Exercise requirements
The entries below are to be repeated exactly as they stand.
↓
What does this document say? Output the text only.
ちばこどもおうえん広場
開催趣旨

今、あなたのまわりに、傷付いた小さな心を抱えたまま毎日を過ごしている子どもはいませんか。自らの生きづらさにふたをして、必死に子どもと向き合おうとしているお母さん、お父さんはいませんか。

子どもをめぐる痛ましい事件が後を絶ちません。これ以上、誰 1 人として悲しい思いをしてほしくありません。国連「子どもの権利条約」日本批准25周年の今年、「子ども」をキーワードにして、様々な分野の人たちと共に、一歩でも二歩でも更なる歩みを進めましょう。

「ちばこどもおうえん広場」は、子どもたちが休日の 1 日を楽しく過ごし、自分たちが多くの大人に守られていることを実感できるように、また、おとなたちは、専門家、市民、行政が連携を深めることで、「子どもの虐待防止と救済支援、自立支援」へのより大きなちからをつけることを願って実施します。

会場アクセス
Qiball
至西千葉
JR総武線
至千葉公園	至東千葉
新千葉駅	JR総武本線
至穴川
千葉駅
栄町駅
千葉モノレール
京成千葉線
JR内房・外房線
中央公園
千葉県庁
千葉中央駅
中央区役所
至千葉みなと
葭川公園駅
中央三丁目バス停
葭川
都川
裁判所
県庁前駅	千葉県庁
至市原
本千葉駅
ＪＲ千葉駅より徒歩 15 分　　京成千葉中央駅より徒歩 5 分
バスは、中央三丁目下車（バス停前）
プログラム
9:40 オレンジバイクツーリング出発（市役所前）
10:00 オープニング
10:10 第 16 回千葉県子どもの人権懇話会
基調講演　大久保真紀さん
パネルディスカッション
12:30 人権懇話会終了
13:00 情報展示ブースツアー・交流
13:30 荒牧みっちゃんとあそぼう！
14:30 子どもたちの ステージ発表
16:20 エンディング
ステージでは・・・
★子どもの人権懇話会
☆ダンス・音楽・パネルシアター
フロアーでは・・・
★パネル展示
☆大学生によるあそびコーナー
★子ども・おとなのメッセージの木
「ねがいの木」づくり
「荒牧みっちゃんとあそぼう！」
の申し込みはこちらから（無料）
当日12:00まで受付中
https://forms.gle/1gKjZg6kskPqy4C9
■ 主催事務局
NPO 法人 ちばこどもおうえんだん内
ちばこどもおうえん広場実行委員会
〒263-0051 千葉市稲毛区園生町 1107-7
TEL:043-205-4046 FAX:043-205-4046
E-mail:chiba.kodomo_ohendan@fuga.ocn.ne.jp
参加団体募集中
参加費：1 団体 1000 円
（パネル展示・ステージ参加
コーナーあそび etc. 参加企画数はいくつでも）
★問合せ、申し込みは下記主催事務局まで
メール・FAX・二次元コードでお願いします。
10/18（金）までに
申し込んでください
↑
Output of the task
What does this document say? Output the text only.
ちばこどもおうえん広場
開催趣旨

今、あなたのまわりに、傷付いた小さな心を抱えたまま毎日を過ごしている子どもはいませんか。自らの生きづらさにふたをして、必死に子どもと向き合おうとしているお母さん、お父さんはいませんか。

子どもをめぐる痛ましい事件が後を絶ちません。これ以上、誰 1 人として悲しい思いをしてほしくありません。国連「子どもの権利条約」日本批准25周年の今年、「子ども」をキーワードにして、様々な分野の人たちと共に、一歩でも二歩でも更なる歩みを進めましょう。

「ちばこどもおうえん広場」は、子どもたちが休日の 1 日を楽しく過ごし、自分たちが多くの大人に守られていることを実感できるように、また、おとなたちは、専門家、市民、行政が連携を深めることで、「子どもの虐待防止と救済支援、自立支援」へのより大きなちからをつけることを願って実施します。

会場アクセス
Qiball
至西千葉
JR総武線
至千葉公園	至東千葉
新千葉駅	JR総武本線
至穴川
千葉駅
栄町駅
千葉モノレール
京成千葉線
JR内房・外房線
中央公園
千葉県庁
千葉中央駅
中央区役所
至千葉みなと
葭川公園駅
中央三丁目バス停
葭川
都川
裁判所
県庁前駅	千葉県庁
至市原
本千葉駅
ＪＲ千葉駅より徒歩 15 分　　京成千葉中央駅より徒歩 5 分
バスは、中央三丁目下車（バス停前）
プログラム
9:40 オレンジバイクツーリング出発（市役所前）
10:00 オープニング
10:10 第 16 回千葉県子どもの人権懇話会
基調講演　大久保真紀さん
パネルディスカッション
12:30 人権懇話会終了
13:00 情報展示ブースツアー・交流
13:30 荒牧みっちゃんとあそぼう！
14:30 子どもたちの ステージ発表
16:20 エンディング
ステージでは・・・
★子どもの人権懇話会
☆ダンス・音楽・パネルシアター
フロアーでは・・・
★パネル展示
☆大学生によるあそびコーナー
★子ども・おとなのメッセージの木
「ねがいの木」づくり
「荒牧みっちゃんとあそぼう！」
の申し込みはこちらから（無料）
当日12:00まで受付中
https://forms.gle/1gKjZg6kskPqy4C9
■ 主催事務局
NPO 法人 ちばこどもおうえんだん内
ちばこどもおうえん広場実行委員会
〒263-0051 千葉市稲毛区園生町 1107-7
TEL:043-205-4046 FAX:043-205-4046
E-mail:chiba.kodomo_ohendan@fuga.ocn.ne.jp
参加団体募集中
参加費：1 団体 1000 円
（パネル展示・ステージ参加
コーナーあそび etc. 参加企画数はいくつでも）
★問合せ、申し込みは下記主催事務局まで
メール・FAX・二次元コードでお願いします。
10/18（金）までに
申し込んでください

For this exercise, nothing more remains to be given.